— START —

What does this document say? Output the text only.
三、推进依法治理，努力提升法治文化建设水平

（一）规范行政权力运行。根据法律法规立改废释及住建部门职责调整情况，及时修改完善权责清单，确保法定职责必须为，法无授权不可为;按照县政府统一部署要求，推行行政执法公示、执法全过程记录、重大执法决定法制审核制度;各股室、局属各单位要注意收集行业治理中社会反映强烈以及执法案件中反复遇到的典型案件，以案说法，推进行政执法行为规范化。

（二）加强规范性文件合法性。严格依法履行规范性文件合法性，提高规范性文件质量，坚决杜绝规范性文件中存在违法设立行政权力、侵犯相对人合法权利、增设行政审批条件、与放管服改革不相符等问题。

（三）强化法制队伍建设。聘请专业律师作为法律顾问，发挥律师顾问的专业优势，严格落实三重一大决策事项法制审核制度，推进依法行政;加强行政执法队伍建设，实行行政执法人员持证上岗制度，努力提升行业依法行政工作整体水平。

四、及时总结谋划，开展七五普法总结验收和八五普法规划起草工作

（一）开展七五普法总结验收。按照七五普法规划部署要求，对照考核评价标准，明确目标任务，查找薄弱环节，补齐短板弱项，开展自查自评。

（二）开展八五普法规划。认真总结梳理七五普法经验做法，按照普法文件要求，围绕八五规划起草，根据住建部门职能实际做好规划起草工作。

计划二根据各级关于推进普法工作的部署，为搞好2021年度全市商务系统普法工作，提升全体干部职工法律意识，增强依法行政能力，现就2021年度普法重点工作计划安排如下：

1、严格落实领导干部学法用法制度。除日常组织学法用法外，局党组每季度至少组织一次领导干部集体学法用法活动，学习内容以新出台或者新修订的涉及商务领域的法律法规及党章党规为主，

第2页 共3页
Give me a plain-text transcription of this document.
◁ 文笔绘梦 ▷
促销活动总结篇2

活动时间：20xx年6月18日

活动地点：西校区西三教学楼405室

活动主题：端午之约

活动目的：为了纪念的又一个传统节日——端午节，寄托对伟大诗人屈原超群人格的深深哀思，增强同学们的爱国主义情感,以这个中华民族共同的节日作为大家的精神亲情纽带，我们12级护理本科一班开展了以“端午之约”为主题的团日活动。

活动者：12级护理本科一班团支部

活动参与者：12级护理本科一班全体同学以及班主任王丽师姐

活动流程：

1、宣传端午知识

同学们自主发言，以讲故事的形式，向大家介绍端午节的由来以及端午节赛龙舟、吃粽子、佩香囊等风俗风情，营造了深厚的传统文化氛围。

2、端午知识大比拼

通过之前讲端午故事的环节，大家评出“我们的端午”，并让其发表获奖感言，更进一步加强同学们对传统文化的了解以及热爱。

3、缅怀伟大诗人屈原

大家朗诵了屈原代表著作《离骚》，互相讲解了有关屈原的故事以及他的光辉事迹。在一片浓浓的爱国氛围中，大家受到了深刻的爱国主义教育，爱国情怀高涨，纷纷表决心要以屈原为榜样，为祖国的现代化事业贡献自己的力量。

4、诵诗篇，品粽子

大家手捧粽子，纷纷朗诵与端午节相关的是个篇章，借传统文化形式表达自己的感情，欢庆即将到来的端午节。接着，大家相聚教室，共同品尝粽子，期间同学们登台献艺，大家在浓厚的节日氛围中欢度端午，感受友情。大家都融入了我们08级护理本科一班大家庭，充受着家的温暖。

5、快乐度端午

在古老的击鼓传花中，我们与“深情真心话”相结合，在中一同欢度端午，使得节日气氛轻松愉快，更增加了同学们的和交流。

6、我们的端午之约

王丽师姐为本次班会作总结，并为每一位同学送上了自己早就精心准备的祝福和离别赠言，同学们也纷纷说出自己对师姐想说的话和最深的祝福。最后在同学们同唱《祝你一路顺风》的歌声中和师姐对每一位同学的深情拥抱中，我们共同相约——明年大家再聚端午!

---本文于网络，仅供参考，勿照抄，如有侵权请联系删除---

— END —

**GOAL**
Repeat the data precisely, line by line.

**WORKED ANSWER**
What does this document say? Output the text only.
三、推进依法治理，努力提升法治文化建设水平

（一）规范行政权力运行。根据法律法规立改废释及住建部门职责调整情况，及时修改完善权责清单，确保法定职责必须为，法无授权不可为;按照县政府统一部署要求，推行行政执法公示、执法全过程记录、重大执法决定法制审核制度;各股室、局属各单位要注意收集行业治理中社会反映强烈以及执法案件中反复遇到的典型案件，以案说法，推进行政执法行为规范化。

（二）加强规范性文件合法性。严格依法履行规范性文件合法性，提高规范性文件质量，坚决杜绝规范性文件中存在违法设立行政权力、侵犯相对人合法权利、增设行政审批条件、与放管服改革不相符等问题。

（三）强化法制队伍建设。聘请专业律师作为法律顾问，发挥律师顾问的专业优势，严格落实三重一大决策事项法制审核制度，推进依法行政;加强行政执法队伍建设，实行行政执法人员持证上岗制度，努力提升行业依法行政工作整体水平。

四、及时总结谋划，开展七五普法总结验收和八五普法规划起草工作

（一）开展七五普法总结验收。按照七五普法规划部署要求，对照考核评价标准，明确目标任务，查找薄弱环节，补齐短板弱项，开展自查自评。

（二）开展八五普法规划。认真总结梳理七五普法经验做法，按照普法文件要求，围绕八五规划起草，根据住建部门职能实际做好规划起草工作。

计划二根据各级关于推进普法工作的部署，为搞好2021年度全市商务系统普法工作，提升全体干部职工法律意识，增强依法行政能力，现就2021年度普法重点工作计划安排如下：

1、严格落实领导干部学法用法制度。除日常组织学法用法外，局党组每季度至少组织一次领导干部集体学法用法活动，学习内容以新出台或者新修订的涉及商务领域的法律法规及党章党规为主，

第2页 共3页
Give me a plain-text transcription of this document.
◁ 文笔绘梦 ▷
促销活动总结篇2

活动时间：20xx年6月18日

活动地点：西校区西三教学楼405室

活动主题：端午之约

活动目的：为了纪念的又一个传统节日——端午节，寄托对伟大诗人屈原超群人格的深深哀思，增强同学们的爱国主义情感,以这个中华民族共同的节日作为大家的精神亲情纽带，我们12级护理本科一班开展了以“端午之约”为主题的团日活动。

活动者：12级护理本科一班团支部

活动参与者：12级护理本科一班全体同学以及班主任王丽师姐

活动流程：

1、宣传端午知识

同学们自主发言，以讲故事的形式，向大家介绍端午节的由来以及端午节赛龙舟、吃粽子、佩香囊等风俗风情，营造了深厚的传统文化氛围。

2、端午知识大比拼

通过之前讲端午故事的环节，大家评出“我们的端午”，并让其发表获奖感言，更进一步加强同学们对传统文化的了解以及热爱。

3、缅怀伟大诗人屈原

大家朗诵了屈原代表著作《离骚》，互相讲解了有关屈原的故事以及他的光辉事迹。在一片浓浓的爱国氛围中，大家受到了深刻的爱国主义教育，爱国情怀高涨，纷纷表决心要以屈原为榜样，为祖国的现代化事业贡献自己的力量。

4、诵诗篇，品粽子

大家手捧粽子，纷纷朗诵与端午节相关的是个篇章，借传统文化形式表达自己的感情，欢庆即将到来的端午节。接着，大家相聚教室，共同品尝粽子，期间同学们登台献艺，大家在浓厚的节日氛围中欢度端午，感受友情。大家都融入了我们08级护理本科一班大家庭，充受着家的温暖。

5、快乐度端午

在古老的击鼓传花中，我们与“深情真心话”相结合，在中一同欢度端午，使得节日气氛轻松愉快，更增加了同学们的和交流。

6、我们的端午之约

王丽师姐为本次班会作总结，并为每一位同学送上了自己早就精心准备的祝福和离别赠言，同学们也纷纷说出自己对师姐想说的话和最深的祝福。最后在同学们同唱《祝你一路顺风》的歌声中和师姐对每一位同学的深情拥抱中，我们共同相约——明年大家再聚端午!

---本文于网络，仅供参考，勿照抄，如有侵权请联系删除---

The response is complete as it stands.